• EXERCISE PROMPT
Transcribe the entries below exactly as they appear.
Top of DATA IN THIS EXERCISE
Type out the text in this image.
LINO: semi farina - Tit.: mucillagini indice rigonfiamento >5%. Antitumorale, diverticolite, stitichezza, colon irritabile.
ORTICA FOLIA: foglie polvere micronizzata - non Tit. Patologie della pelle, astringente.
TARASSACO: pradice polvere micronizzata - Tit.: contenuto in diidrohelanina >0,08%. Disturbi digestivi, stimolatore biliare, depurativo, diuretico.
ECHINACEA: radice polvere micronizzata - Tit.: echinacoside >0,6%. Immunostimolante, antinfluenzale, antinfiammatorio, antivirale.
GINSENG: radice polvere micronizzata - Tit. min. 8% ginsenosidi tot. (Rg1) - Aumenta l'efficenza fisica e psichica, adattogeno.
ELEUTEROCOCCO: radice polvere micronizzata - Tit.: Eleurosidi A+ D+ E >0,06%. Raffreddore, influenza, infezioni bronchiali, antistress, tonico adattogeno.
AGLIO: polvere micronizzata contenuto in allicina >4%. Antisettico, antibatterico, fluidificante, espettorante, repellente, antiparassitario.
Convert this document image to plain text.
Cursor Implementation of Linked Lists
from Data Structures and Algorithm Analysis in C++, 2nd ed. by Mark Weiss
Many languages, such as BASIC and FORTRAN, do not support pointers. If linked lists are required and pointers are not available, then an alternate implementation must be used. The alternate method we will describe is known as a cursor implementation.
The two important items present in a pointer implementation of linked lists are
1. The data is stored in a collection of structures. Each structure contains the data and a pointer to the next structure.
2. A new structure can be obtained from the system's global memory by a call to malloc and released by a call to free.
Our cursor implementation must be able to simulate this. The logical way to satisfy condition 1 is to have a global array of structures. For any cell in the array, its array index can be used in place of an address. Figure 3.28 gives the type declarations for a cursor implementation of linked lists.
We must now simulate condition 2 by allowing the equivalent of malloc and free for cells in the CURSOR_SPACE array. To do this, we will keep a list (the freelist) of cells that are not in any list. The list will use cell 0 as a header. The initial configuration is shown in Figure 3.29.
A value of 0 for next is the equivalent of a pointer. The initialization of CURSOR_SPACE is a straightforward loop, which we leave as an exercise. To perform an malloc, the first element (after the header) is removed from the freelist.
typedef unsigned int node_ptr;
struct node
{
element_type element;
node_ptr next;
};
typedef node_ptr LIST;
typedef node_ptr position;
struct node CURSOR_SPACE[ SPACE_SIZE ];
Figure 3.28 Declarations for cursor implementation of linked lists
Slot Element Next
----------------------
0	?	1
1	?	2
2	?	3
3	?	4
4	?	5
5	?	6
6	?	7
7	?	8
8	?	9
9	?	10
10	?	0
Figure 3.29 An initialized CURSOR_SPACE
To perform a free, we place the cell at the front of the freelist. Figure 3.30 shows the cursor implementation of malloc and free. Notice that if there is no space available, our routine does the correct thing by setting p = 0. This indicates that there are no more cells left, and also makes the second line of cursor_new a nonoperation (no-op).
Bottom of DATA IN THIS EXERCISE
• ANSWER TO THE EXERCISE
Type out the text in this image.
LINO: semi farina - Tit.: mucillagini indice rigonfiamento >5%. Antitumorale, diverticolite, stitichezza, colon irritabile.
ORTICA FOLIA: foglie polvere micronizzata - non Tit. Patologie della pelle, astringente.
TARASSACO: pradice polvere micronizzata - Tit.: contenuto in diidrohelanina >0,08%. Disturbi digestivi, stimolatore biliare, depurativo, diuretico.
ECHINACEA: radice polvere micronizzata - Tit.: echinacoside >0,6%. Immunostimolante, antinfluenzale, antinfiammatorio, antivirale.
GINSENG: radice polvere micronizzata - Tit. min. 8% ginsenosidi tot. (Rg1) - Aumenta l'efficenza fisica e psichica, adattogeno.
ELEUTEROCOCCO: radice polvere micronizzata - Tit.: Eleurosidi A+ D+ E >0,06%. Raffreddore, influenza, infezioni bronchiali, antistress, tonico adattogeno.
AGLIO: polvere micronizzata contenuto in allicina >4%. Antisettico, antibatterico, fluidificante, espettorante, repellente, antiparassitario.
Convert this document image to plain text.
Cursor Implementation of Linked Lists
from Data Structures and Algorithm Analysis in C++, 2nd ed. by Mark Weiss
Many languages, such as BASIC and FORTRAN, do not support pointers. If linked lists are required and pointers are not available, then an alternate implementation must be used. The alternate method we will describe is known as a cursor implementation.
The two important items present in a pointer implementation of linked lists are
1. The data is stored in a collection of structures. Each structure contains the data and a pointer to the next structure.
2. A new structure can be obtained from the system's global memory by a call to malloc and released by a call to free.
Our cursor implementation must be able to simulate this. The logical way to satisfy condition 1 is to have a global array of structures. For any cell in the array, its array index can be used in place of an address. Figure 3.28 gives the type declarations for a cursor implementation of linked lists.
We must now simulate condition 2 by allowing the equivalent of malloc and free for cells in the CURSOR_SPACE array. To do this, we will keep a list (the freelist) of cells that are not in any list. The list will use cell 0 as a header. The initial configuration is shown in Figure 3.29.
A value of 0 for next is the equivalent of a pointer. The initialization of CURSOR_SPACE is a straightforward loop, which we leave as an exercise. To perform an malloc, the first element (after the header) is removed from the freelist.
typedef unsigned int node_ptr;
struct node
{
element_type element;
node_ptr next;
};
typedef node_ptr LIST;
typedef node_ptr position;
struct node CURSOR_SPACE[ SPACE_SIZE ];
Figure 3.28 Declarations for cursor implementation of linked lists
Slot Element Next
----------------------
0	?	1
1	?	2
2	?	3
3	?	4
4	?	5
5	?	6
6	?	7
7	?	8
8	?	9
9	?	10
10	?	0
Figure 3.29 An initialized CURSOR_SPACE
To perform a free, we place the cell at the front of the freelist. Figure 3.30 shows the cursor implementation of malloc and free. Notice that if there is no space available, our routine does the correct thing by setting p = 0. This indicates that there are no more cells left, and also makes the second line of cursor_new a nonoperation (no-op).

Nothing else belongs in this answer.